Given records:
— Start —

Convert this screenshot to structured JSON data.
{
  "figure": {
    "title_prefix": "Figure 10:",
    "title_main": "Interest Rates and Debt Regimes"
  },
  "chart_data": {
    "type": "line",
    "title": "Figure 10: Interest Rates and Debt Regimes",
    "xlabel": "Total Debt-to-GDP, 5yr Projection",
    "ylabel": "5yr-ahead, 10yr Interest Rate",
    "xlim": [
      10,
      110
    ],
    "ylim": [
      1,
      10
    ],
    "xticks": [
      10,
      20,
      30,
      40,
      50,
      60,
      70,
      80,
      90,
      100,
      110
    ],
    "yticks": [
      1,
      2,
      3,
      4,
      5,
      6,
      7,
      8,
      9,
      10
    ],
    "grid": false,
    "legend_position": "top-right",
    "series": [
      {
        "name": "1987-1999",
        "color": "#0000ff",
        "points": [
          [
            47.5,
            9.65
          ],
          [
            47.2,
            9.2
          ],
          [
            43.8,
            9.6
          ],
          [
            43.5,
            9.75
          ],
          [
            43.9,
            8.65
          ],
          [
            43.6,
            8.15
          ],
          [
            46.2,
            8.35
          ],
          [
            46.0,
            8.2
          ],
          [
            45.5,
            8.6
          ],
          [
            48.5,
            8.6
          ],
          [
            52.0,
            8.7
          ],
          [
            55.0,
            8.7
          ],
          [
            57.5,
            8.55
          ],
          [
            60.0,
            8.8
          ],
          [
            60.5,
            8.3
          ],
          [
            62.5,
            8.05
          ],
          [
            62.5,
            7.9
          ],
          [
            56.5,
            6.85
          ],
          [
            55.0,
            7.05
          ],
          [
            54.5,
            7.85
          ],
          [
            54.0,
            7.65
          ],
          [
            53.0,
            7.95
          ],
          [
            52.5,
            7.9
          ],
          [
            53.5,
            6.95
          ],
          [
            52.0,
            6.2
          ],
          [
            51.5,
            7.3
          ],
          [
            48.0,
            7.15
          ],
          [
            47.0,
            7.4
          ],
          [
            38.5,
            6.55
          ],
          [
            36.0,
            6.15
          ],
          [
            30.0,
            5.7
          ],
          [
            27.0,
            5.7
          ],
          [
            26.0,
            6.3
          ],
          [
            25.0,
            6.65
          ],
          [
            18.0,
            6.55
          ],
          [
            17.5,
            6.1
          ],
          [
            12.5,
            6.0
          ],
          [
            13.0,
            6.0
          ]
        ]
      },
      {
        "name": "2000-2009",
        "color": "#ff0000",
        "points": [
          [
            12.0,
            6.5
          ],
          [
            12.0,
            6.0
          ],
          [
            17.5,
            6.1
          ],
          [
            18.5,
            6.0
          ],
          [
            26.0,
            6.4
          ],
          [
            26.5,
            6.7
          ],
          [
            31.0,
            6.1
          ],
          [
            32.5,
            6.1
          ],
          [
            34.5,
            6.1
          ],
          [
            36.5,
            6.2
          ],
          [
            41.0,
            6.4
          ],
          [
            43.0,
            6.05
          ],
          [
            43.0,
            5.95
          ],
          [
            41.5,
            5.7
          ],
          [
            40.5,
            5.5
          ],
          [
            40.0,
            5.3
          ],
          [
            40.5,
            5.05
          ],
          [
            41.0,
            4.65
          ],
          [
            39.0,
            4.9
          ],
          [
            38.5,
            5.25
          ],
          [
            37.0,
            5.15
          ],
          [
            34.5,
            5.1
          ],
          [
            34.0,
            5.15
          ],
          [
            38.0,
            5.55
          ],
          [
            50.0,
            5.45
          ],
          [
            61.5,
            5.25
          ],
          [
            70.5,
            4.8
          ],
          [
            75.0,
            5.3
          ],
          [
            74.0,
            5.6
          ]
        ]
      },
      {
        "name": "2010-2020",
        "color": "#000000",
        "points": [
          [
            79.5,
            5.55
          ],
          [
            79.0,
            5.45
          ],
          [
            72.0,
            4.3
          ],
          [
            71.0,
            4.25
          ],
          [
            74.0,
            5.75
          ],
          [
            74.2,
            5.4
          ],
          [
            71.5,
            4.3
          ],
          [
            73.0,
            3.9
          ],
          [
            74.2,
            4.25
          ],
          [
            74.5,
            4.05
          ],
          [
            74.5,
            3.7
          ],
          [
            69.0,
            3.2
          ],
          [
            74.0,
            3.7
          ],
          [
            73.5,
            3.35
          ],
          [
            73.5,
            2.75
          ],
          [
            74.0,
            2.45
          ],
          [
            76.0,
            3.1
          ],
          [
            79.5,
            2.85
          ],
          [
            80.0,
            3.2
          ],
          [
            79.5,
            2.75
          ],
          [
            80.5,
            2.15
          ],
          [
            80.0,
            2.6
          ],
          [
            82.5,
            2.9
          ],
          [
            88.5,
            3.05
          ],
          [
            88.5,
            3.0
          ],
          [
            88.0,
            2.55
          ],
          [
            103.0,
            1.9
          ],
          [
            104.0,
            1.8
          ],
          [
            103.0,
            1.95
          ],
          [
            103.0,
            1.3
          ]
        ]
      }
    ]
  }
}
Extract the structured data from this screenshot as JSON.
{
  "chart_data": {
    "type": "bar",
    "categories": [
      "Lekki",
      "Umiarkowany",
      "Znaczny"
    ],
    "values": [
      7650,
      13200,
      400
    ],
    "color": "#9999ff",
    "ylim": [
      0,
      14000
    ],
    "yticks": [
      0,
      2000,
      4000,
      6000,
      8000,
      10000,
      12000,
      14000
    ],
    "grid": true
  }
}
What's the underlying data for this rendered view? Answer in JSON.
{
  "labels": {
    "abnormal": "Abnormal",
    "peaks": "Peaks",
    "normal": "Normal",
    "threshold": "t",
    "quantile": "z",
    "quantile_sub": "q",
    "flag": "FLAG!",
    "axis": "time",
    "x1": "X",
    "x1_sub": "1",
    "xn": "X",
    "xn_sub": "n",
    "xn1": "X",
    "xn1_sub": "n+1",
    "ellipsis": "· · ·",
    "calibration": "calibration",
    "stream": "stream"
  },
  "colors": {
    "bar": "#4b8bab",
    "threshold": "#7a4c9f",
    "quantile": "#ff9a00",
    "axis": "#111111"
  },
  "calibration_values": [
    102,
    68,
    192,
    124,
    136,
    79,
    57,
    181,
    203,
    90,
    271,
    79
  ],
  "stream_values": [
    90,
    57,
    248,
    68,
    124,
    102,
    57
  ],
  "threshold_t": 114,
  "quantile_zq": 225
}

— End —

Given problem: Word for word, write out the data.

Written response:
Convert this screenshot to structured JSON data.
{
  "figure": {
    "title_prefix": "Figure 10:",
    "title_main": "Interest Rates and Debt Regimes"
  },
  "chart_data": {
    "type": "line",
    "title": "Figure 10: Interest Rates and Debt Regimes",
    "xlabel": "Total Debt-to-GDP, 5yr Projection",
    "ylabel": "5yr-ahead, 10yr Interest Rate",
    "xlim": [
      10,
      110
    ],
    "ylim": [
      1,
      10
    ],
    "xticks": [
      10,
      20,
      30,
      40,
      50,
      60,
      70,
      80,
      90,
      100,
      110
    ],
    "yticks": [
      1,
      2,
      3,
      4,
      5,
      6,
      7,
      8,
      9,
      10
    ],
    "grid": false,
    "legend_position": "top-right",
    "series": [
      {
        "name": "1987-1999",
        "color": "#0000ff",
        "points": [
          [
            47.5,
            9.65
          ],
          [
            47.2,
            9.2
          ],
          [
            43.8,
            9.6
          ],
          [
            43.5,
            9.75
          ],
          [
            43.9,
            8.65
          ],
          [
            43.6,
            8.15
          ],
          [
            46.2,
            8.35
          ],
          [
            46.0,
            8.2
          ],
          [
            45.5,
            8.6
          ],
          [
            48.5,
            8.6
          ],
          [
            52.0,
            8.7
          ],
          [
            55.0,
            8.7
          ],
          [
            57.5,
            8.55
          ],
          [
            60.0,
            8.8
          ],
          [
            60.5,
            8.3
          ],
          [
            62.5,
            8.05
          ],
          [
            62.5,
            7.9
          ],
          [
            56.5,
            6.85
          ],
          [
            55.0,
            7.05
          ],
          [
            54.5,
            7.85
          ],
          [
            54.0,
            7.65
          ],
          [
            53.0,
            7.95
          ],
          [
            52.5,
            7.9
          ],
          [
            53.5,
            6.95
          ],
          [
            52.0,
            6.2
          ],
          [
            51.5,
            7.3
          ],
          [
            48.0,
            7.15
          ],
          [
            47.0,
            7.4
          ],
          [
            38.5,
            6.55
          ],
          [
            36.0,
            6.15
          ],
          [
            30.0,
            5.7
          ],
          [
            27.0,
            5.7
          ],
          [
            26.0,
            6.3
          ],
          [
            25.0,
            6.65
          ],
          [
            18.0,
            6.55
          ],
          [
            17.5,
            6.1
          ],
          [
            12.5,
            6.0
          ],
          [
            13.0,
            6.0
          ]
        ]
      },
      {
        "name": "2000-2009",
        "color": "#ff0000",
        "points": [
          [
            12.0,
            6.5
          ],
          [
            12.0,
            6.0
          ],
          [
            17.5,
            6.1
          ],
          [
            18.5,
            6.0
          ],
          [
            26.0,
            6.4
          ],
          [
            26.5,
            6.7
          ],
          [
            31.0,
            6.1
          ],
          [
            32.5,
            6.1
          ],
          [
            34.5,
            6.1
          ],
          [
            36.5,
            6.2
          ],
          [
            41.0,
            6.4
          ],
          [
            43.0,
            6.05
          ],
          [
            43.0,
            5.95
          ],
          [
            41.5,
            5.7
          ],
          [
            40.5,
            5.5
          ],
          [
            40.0,
            5.3
          ],
          [
            40.5,
            5.05
          ],
          [
            41.0,
            4.65
          ],
          [
            39.0,
            4.9
          ],
          [
            38.5,
            5.25
          ],
          [
            37.0,
            5.15
          ],
          [
            34.5,
            5.1
          ],
          [
            34.0,
            5.15
          ],
          [
            38.0,
            5.55
          ],
          [
            50.0,
            5.45
          ],
          [
            61.5,
            5.25
          ],
          [
            70.5,
            4.8
          ],
          [
            75.0,
            5.3
          ],
          [
            74.0,
            5.6
          ]
        ]
      },
      {
        "name": "2010-2020",
        "color": "#000000",
        "points": [
          [
            79.5,
            5.55
          ],
          [
            79.0,
            5.45
          ],
          [
            72.0,
            4.3
          ],
          [
            71.0,
            4.25
          ],
          [
            74.0,
            5.75
          ],
          [
            74.2,
            5.4
          ],
          [
            71.5,
            4.3
          ],
          [
            73.0,
            3.9
          ],
          [
            74.2,
            4.25
          ],
          [
            74.5,
            4.05
          ],
          [
            74.5,
            3.7
          ],
          [
            69.0,
            3.2
          ],
          [
            74.0,
            3.7
          ],
          [
            73.5,
            3.35
          ],
          [
            73.5,
            2.75
          ],
          [
            74.0,
            2.45
          ],
          [
            76.0,
            3.1
          ],
          [
            79.5,
            2.85
          ],
          [
            80.0,
            3.2
          ],
          [
            79.5,
            2.75
          ],
          [
            80.5,
            2.15
          ],
          [
            80.0,
            2.6
          ],
          [
            82.5,
            2.9
          ],
          [
            88.5,
            3.05
          ],
          [
            88.5,
            3.0
          ],
          [
            88.0,
            2.55
          ],
          [
            103.0,
            1.9
          ],
          [
            104.0,
            1.8
          ],
          [
            103.0,
            1.95
          ],
          [
            103.0,
            1.3
          ]
        ]
      }
    ]
  }
}
Extract the structured data from this screenshot as JSON.
{
  "chart_data": {
    "type": "bar",
    "categories": [
      "Lekki",
      "Umiarkowany",
      "Znaczny"
    ],
    "values": [
      7650,
      13200,
      400
    ],
    "color": "#9999ff",
    "ylim": [
      0,
      14000
    ],
    "yticks": [
      0,
      2000,
      4000,
      6000,
      8000,
      10000,
      12000,
      14000
    ],
    "grid": true
  }
}
What's the underlying data for this rendered view? Answer in JSON.
{
  "labels": {
    "abnormal": "Abnormal",
    "peaks": "Peaks",
    "normal": "Normal",
    "threshold": "t",
    "quantile": "z",
    "quantile_sub": "q",
    "flag": "FLAG!",
    "axis": "time",
    "x1": "X",
    "x1_sub": "1",
    "xn": "X",
    "xn_sub": "n",
    "xn1": "X",
    "xn1_sub": "n+1",
    "ellipsis": "· · ·",
    "calibration": "calibration",
    "stream": "stream"
  },
  "colors": {
    "bar": "#4b8bab",
    "threshold": "#7a4c9f",
    "quantile": "#ff9a00",
    "axis": "#111111"
  },
  "calibration_values": [
    102,
    68,
    192,
    124,
    136,
    79,
    57,
    181,
    203,
    90,
    271,
    79
  ],
  "stream_values": [
    90,
    57,
    248,
    68,
    124,
    102,
    57
  ],
  "threshold_t": 114,
  "quantile_zq": 225
}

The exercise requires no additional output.